> **Short problem**: Give the listing below again in full, exactly as written.

> **Dataset rows**:
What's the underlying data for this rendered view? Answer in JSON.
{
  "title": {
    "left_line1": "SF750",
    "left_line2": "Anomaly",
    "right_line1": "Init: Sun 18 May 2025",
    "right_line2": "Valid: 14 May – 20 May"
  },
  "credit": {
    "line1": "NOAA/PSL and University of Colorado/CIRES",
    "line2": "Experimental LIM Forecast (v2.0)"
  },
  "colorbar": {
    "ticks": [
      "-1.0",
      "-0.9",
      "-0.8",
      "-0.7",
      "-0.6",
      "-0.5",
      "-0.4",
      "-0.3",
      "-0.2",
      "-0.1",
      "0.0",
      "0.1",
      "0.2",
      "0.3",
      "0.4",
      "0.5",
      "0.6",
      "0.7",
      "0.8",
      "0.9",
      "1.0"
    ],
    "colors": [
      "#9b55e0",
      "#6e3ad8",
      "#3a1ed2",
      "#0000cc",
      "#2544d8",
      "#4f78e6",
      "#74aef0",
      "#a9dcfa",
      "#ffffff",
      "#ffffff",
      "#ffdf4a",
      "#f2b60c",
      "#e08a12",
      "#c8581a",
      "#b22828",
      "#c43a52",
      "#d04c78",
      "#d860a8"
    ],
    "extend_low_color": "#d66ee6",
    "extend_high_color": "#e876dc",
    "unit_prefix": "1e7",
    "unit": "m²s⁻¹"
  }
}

> **Finished task**:
What's the underlying data for this rendered view? Answer in JSON.
{
  "title": {
    "left_line1": "SF750",
    "left_line2": "Anomaly",
    "right_line1": "Init: Sun 18 May 2025",
    "right_line2": "Valid: 14 May – 20 May"
  },
  "credit": {
    "line1": "NOAA/PSL and University of Colorado/CIRES",
    "line2": "Experimental LIM Forecast (v2.0)"
  },
  "colorbar": {
    "ticks": [
      "-1.0",
      "-0.9",
      "-0.8",
      "-0.7",
      "-0.6",
      "-0.5",
      "-0.4",
      "-0.3",
      "-0.2",
      "-0.1",
      "0.0",
      "0.1",
      "0.2",
      "0.3",
      "0.4",
      "0.5",
      "0.6",
      "0.7",
      "0.8",
      "0.9",
      "1.0"
    ],
    "colors": [
      "#9b55e0",
      "#6e3ad8",
      "#3a1ed2",
      "#0000cc",
      "#2544d8",
      "#4f78e6",
      "#74aef0",
      "#a9dcfa",
      "#ffffff",
      "#ffffff",
      "#ffdf4a",
      "#f2b60c",
      "#e08a12",
      "#c8581a",
      "#b22828",
      "#c43a52",
      "#d04c78",
      "#d860a8"
    ],
    "extend_low_color": "#d66ee6",
    "extend_high_color": "#e876dc",
    "unit_prefix": "1e7",
    "unit": "m²s⁻¹"
  }
}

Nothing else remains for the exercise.